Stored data
-------------------------

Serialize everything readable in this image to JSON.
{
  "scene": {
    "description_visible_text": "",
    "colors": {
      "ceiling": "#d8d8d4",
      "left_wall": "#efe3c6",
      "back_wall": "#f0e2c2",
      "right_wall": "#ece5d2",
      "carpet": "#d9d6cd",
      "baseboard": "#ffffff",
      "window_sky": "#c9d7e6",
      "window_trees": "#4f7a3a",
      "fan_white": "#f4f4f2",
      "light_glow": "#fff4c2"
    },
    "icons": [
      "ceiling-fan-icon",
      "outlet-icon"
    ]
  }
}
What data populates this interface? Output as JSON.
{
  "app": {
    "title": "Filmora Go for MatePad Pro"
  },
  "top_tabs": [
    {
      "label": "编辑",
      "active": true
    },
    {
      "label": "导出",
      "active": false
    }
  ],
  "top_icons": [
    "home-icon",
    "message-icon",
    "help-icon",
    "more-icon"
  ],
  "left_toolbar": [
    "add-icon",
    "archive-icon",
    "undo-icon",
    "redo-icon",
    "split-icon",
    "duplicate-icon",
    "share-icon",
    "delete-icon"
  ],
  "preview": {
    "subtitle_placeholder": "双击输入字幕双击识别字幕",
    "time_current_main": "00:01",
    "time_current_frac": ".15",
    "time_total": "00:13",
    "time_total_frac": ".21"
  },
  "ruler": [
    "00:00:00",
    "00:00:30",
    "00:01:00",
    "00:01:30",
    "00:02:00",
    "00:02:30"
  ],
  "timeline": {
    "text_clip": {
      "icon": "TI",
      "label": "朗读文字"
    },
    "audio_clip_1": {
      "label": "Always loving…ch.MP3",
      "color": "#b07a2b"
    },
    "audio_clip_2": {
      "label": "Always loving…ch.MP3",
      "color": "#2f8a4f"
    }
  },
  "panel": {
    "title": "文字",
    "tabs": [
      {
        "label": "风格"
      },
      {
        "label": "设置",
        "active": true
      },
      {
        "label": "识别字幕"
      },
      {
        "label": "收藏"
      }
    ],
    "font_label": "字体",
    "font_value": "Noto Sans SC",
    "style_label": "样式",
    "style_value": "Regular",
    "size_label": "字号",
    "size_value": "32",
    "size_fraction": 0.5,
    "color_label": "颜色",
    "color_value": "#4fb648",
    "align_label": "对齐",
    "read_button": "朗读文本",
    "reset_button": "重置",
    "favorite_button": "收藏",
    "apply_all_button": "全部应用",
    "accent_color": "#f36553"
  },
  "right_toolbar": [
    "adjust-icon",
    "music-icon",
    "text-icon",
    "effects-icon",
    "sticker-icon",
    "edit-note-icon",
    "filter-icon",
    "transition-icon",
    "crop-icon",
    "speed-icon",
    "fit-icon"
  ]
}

-------------------------

• _What the exercise asks_: How many of the lines in the listing above hold the word "this"? Report only that figure.

• _Answer to the task_: 2